Objective: Every line of the material below should be repeated exactly.

Items:
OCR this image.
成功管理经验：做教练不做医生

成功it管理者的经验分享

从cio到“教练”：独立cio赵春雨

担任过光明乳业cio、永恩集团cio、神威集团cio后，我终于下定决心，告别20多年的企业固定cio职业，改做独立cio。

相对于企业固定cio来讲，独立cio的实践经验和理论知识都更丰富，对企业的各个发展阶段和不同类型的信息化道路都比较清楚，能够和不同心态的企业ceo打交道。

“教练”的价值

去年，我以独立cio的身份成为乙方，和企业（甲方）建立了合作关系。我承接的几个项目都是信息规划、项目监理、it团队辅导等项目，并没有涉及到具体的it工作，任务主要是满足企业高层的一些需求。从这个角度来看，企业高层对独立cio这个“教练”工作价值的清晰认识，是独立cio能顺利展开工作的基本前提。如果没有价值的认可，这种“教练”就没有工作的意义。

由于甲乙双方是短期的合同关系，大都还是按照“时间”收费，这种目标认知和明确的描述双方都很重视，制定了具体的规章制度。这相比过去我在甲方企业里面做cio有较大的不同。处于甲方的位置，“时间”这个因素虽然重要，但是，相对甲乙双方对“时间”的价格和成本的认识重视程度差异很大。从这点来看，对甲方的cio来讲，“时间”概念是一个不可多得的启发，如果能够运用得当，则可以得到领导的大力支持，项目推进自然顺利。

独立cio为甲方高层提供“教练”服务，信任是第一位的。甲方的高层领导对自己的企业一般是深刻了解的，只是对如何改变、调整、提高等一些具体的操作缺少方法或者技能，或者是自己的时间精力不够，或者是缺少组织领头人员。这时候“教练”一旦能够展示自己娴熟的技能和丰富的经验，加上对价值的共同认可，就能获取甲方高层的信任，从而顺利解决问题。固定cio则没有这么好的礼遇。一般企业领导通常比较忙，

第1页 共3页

Answer to this task:
OCR this image.
成功管理经验：做教练不做医生

成功it管理者的经验分享

从cio到“教练”：独立cio赵春雨

担任过光明乳业cio、永恩集团cio、神威集团cio后，我终于下定决心，告别20多年的企业固定cio职业，改做独立cio。

相对于企业固定cio来讲，独立cio的实践经验和理论知识都更丰富，对企业的各个发展阶段和不同类型的信息化道路都比较清楚，能够和不同心态的企业ceo打交道。

“教练”的价值

去年，我以独立cio的身份成为乙方，和企业（甲方）建立了合作关系。我承接的几个项目都是信息规划、项目监理、it团队辅导等项目，并没有涉及到具体的it工作，任务主要是满足企业高层的一些需求。从这个角度来看，企业高层对独立cio这个“教练”工作价值的清晰认识，是独立cio能顺利展开工作的基本前提。如果没有价值的认可，这种“教练”就没有工作的意义。

由于甲乙双方是短期的合同关系，大都还是按照“时间”收费，这种目标认知和明确的描述双方都很重视，制定了具体的规章制度。这相比过去我在甲方企业里面做cio有较大的不同。处于甲方的位置，“时间”这个因素虽然重要，但是，相对甲乙双方对“时间”的价格和成本的认识重视程度差异很大。从这点来看，对甲方的cio来讲，“时间”概念是一个不可多得的启发，如果能够运用得当，则可以得到领导的大力支持，项目推进自然顺利。

独立cio为甲方高层提供“教练”服务，信任是第一位的。甲方的高层领导对自己的企业一般是深刻了解的，只是对如何改变、调整、提高等一些具体的操作缺少方法或者技能，或者是自己的时间精力不够，或者是缺少组织领头人员。这时候“教练”一旦能够展示自己娴熟的技能和丰富的经验，加上对价值的共同认可，就能获取甲方高层的信任，从而顺利解决问题。固定cio则没有这么好的礼遇。一般企业领导通常比较忙，

第1页 共3页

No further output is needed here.